Задание — Перепишите данные от самого начала до строки с «avatar-brenden-stoll[interactable]: [116, 236, 164, 284]» включительно в виде списка JSON из строк, по одной на каждую строку. Пустые строки пропустите.

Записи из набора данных

□ □ □ □ □

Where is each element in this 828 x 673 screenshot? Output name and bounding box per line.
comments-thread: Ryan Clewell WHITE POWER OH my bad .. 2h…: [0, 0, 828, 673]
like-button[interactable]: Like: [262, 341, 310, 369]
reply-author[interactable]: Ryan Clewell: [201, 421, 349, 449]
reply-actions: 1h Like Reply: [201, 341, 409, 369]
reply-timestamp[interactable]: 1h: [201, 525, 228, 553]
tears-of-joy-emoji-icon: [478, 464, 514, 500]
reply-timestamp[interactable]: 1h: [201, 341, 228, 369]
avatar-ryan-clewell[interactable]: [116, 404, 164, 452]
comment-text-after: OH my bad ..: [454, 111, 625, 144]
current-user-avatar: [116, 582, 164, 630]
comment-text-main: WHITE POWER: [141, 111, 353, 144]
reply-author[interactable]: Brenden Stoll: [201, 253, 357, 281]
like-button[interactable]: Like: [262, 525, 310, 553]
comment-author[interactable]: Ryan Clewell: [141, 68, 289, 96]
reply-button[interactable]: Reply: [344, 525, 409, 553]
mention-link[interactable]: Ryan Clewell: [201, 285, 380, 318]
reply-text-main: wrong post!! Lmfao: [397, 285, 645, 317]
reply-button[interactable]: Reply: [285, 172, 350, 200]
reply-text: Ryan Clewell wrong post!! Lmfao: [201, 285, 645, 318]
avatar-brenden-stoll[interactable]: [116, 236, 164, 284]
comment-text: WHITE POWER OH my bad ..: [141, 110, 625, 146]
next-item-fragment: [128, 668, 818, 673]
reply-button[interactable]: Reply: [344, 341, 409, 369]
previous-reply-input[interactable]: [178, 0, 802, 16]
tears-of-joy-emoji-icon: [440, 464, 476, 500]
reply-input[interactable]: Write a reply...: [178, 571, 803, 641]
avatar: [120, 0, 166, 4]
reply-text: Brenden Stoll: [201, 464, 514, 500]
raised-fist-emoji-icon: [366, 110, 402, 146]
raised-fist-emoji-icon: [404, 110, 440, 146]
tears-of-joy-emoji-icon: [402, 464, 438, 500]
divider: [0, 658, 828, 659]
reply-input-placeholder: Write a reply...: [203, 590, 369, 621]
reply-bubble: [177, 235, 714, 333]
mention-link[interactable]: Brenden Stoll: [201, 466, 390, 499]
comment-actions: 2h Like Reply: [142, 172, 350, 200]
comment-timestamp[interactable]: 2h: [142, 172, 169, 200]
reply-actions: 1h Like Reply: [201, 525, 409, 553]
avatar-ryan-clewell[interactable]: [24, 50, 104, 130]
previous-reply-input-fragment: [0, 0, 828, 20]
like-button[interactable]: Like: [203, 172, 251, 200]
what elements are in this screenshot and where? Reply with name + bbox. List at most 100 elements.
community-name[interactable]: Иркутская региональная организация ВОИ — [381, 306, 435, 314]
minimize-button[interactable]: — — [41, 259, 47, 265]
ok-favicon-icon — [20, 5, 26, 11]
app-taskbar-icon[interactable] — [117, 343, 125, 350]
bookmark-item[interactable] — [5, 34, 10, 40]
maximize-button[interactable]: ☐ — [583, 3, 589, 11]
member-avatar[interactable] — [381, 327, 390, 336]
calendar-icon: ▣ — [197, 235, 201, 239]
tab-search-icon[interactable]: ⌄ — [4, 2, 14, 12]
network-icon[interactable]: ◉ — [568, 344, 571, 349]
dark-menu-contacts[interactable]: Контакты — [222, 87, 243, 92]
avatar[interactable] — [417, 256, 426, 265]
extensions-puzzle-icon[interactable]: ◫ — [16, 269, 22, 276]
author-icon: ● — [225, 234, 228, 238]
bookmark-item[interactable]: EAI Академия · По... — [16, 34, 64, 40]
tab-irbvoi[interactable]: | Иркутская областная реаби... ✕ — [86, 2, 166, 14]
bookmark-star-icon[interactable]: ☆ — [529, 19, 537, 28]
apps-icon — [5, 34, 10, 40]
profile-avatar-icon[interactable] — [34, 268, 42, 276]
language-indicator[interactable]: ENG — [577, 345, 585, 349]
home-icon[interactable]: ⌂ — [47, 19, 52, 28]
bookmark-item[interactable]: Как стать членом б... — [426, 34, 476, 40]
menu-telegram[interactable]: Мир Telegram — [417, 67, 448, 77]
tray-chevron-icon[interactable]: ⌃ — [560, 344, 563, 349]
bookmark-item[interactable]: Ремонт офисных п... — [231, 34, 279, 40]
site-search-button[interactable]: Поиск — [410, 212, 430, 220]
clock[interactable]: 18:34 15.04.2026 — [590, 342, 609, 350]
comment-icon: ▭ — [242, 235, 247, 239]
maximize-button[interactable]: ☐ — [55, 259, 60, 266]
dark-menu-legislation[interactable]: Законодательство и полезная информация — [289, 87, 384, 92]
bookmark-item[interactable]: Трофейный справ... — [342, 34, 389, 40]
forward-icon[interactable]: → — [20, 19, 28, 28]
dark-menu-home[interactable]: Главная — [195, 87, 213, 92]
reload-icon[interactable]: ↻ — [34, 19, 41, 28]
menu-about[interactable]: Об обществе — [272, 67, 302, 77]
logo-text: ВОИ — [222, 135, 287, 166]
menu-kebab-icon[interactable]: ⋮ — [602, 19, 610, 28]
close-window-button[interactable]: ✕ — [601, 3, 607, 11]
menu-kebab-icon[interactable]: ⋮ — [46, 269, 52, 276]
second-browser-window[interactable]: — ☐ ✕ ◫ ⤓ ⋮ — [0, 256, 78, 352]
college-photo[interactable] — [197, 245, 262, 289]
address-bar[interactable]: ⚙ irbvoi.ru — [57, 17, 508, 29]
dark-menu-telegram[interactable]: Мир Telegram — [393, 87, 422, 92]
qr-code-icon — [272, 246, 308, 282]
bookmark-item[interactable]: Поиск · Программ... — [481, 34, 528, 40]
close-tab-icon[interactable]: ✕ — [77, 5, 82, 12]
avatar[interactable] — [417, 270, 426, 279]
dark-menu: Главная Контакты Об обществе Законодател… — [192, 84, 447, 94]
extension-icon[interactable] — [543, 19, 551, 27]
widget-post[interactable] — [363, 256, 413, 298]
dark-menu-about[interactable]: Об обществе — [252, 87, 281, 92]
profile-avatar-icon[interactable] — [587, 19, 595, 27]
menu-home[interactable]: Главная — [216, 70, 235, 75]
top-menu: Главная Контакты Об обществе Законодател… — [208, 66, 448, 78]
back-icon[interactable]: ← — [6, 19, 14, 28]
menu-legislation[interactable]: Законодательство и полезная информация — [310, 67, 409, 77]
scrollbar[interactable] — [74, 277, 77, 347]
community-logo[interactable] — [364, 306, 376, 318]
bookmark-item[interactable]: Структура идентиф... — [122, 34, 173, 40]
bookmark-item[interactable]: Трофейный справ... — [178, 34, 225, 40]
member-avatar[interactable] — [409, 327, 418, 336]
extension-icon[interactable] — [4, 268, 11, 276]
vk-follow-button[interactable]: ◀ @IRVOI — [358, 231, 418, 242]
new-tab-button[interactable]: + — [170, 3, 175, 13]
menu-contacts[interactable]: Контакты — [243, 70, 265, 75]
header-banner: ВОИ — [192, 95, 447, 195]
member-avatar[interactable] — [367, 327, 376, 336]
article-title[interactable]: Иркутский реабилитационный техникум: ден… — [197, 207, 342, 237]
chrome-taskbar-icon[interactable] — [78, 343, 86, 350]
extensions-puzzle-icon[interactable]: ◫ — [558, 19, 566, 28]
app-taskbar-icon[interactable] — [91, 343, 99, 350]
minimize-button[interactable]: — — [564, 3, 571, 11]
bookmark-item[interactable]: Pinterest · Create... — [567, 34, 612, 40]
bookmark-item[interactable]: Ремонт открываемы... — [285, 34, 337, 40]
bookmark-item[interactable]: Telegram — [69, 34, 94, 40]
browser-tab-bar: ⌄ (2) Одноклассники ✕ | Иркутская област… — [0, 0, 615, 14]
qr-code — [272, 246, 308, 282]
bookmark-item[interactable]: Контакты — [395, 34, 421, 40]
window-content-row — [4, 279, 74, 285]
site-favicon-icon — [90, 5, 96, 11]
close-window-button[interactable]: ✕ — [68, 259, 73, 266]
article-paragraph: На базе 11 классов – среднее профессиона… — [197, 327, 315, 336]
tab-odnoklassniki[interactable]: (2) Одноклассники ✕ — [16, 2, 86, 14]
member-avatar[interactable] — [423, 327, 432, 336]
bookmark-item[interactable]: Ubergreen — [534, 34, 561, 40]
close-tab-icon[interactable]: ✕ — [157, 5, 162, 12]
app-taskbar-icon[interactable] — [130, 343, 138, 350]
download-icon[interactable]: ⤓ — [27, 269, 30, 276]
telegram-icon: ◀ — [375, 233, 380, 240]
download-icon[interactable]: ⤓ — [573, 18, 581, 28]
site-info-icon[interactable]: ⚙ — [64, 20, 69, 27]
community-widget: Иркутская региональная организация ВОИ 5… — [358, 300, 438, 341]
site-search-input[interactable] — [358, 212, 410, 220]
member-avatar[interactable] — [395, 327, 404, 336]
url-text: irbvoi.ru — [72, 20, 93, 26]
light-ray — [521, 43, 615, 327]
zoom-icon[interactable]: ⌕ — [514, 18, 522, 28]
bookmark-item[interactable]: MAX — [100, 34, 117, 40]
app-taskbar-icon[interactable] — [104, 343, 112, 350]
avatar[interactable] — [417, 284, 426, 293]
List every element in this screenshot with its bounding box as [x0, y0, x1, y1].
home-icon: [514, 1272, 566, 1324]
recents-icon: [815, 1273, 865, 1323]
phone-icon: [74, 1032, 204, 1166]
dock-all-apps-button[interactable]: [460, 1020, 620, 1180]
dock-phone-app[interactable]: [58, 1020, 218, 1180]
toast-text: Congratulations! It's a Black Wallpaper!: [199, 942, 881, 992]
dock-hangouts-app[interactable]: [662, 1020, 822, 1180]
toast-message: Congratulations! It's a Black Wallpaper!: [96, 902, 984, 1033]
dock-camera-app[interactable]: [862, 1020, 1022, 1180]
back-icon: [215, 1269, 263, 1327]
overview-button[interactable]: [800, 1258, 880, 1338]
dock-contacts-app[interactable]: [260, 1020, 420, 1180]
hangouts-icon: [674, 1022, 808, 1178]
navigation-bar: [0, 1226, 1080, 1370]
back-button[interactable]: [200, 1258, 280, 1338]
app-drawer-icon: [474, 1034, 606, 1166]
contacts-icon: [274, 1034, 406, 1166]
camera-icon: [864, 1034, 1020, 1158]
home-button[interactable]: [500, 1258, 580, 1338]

□ □ □ □ □

Ответ —
[
  "Where is each element in this 828 x 673 screenshot? Output name and bounding box per line.",
  "comments-thread: Ryan Clewell WHITE POWER OH my bad .. 2h…: [0, 0, 828, 673]",
  "like-button[interactable]: Like: [262, 341, 310, 369]",
  "reply-author[interactable]: Ryan Clewell: [201, 421, 349, 449]",
  "reply-actions: 1h Like Reply: [201, 341, 409, 369]",
  "reply-timestamp[interactable]: 1h: [201, 525, 228, 553]",
  "tears-of-joy-emoji-icon: [478, 464, 514, 500]",
  "reply-timestamp[interactable]: 1h: [201, 341, 228, 369]",
  "avatar-ryan-clewell[interactable]: [116, 404, 164, 452]",
  "comment-text-after: OH my bad ..: [454, 111, 625, 144]",
  "current-user-avatar: [116, 582, 164, 630]",
  "comment-text-main: WHITE POWER: [141, 111, 353, 144]",
  "reply-author[interactable]: Brenden Stoll: [201, 253, 357, 281]",
  "like-button[interactable]: Like: [262, 525, 310, 553]",
  "comment-author[interactable]: Ryan Clewell: [141, 68, 289, 96]",
  "reply-button[interactable]: Reply: [344, 525, 409, 553]",
  "mention-link[interactable]: Ryan Clewell: [201, 285, 380, 318]",
  "reply-text-main: wrong post!! Lmfao: [397, 285, 645, 317]",
  "reply-button[interactable]: Reply: [285, 172, 350, 200]",
  "reply-text: Ryan Clewell wrong post!! Lmfao: [201, 285, 645, 318]",
  "avatar-brenden-stoll[interactable]: [116, 236, 164, 284]"
]